■ **GIVEN INFORMATION**:
━━━
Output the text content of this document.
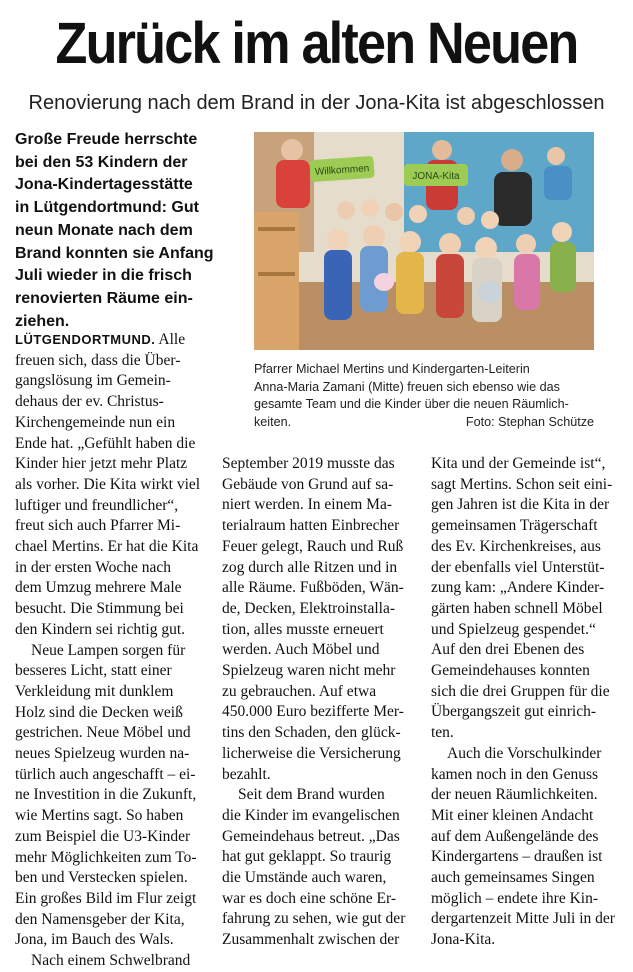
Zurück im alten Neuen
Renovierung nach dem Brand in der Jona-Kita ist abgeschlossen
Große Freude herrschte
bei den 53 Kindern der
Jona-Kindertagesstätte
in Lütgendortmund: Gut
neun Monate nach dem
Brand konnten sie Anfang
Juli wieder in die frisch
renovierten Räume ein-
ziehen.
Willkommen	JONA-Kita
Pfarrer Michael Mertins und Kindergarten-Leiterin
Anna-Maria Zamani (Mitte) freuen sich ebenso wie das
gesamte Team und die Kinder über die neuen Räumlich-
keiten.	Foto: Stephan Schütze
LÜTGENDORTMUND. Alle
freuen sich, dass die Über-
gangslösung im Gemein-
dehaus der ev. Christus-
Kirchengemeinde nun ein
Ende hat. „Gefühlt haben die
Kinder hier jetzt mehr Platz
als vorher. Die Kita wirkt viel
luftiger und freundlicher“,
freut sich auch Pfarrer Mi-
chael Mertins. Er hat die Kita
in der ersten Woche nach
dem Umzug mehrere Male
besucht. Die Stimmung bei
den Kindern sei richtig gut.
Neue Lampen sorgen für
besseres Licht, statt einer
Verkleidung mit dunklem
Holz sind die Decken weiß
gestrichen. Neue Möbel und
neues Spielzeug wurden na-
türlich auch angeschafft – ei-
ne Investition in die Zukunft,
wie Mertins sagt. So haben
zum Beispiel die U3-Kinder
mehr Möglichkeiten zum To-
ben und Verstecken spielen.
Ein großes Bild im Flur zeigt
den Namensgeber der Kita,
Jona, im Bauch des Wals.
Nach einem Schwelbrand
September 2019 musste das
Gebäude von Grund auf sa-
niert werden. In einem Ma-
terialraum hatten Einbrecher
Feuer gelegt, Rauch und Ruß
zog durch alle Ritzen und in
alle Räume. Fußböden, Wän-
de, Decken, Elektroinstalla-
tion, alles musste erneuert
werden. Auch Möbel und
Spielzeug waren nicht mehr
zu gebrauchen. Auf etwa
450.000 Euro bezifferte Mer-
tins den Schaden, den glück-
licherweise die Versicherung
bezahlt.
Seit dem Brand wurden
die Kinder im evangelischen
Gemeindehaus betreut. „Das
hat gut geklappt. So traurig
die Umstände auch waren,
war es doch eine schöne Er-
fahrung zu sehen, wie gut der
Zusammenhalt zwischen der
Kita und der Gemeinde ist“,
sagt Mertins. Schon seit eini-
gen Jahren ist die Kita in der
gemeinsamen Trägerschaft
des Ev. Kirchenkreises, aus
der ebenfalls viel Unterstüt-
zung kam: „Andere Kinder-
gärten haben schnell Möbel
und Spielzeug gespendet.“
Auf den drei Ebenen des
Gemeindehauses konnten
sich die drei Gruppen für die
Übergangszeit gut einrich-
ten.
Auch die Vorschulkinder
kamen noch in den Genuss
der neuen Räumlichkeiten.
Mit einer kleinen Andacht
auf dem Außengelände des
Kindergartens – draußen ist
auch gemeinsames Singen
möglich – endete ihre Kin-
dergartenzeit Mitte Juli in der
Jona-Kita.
━━━
■ **GOAL**:
All lines that include "waren" are to be gathered and copied.

■ **WRITTEN RESPONSE**:
Spielzeug waren nicht mehr
die Umstände auch waren,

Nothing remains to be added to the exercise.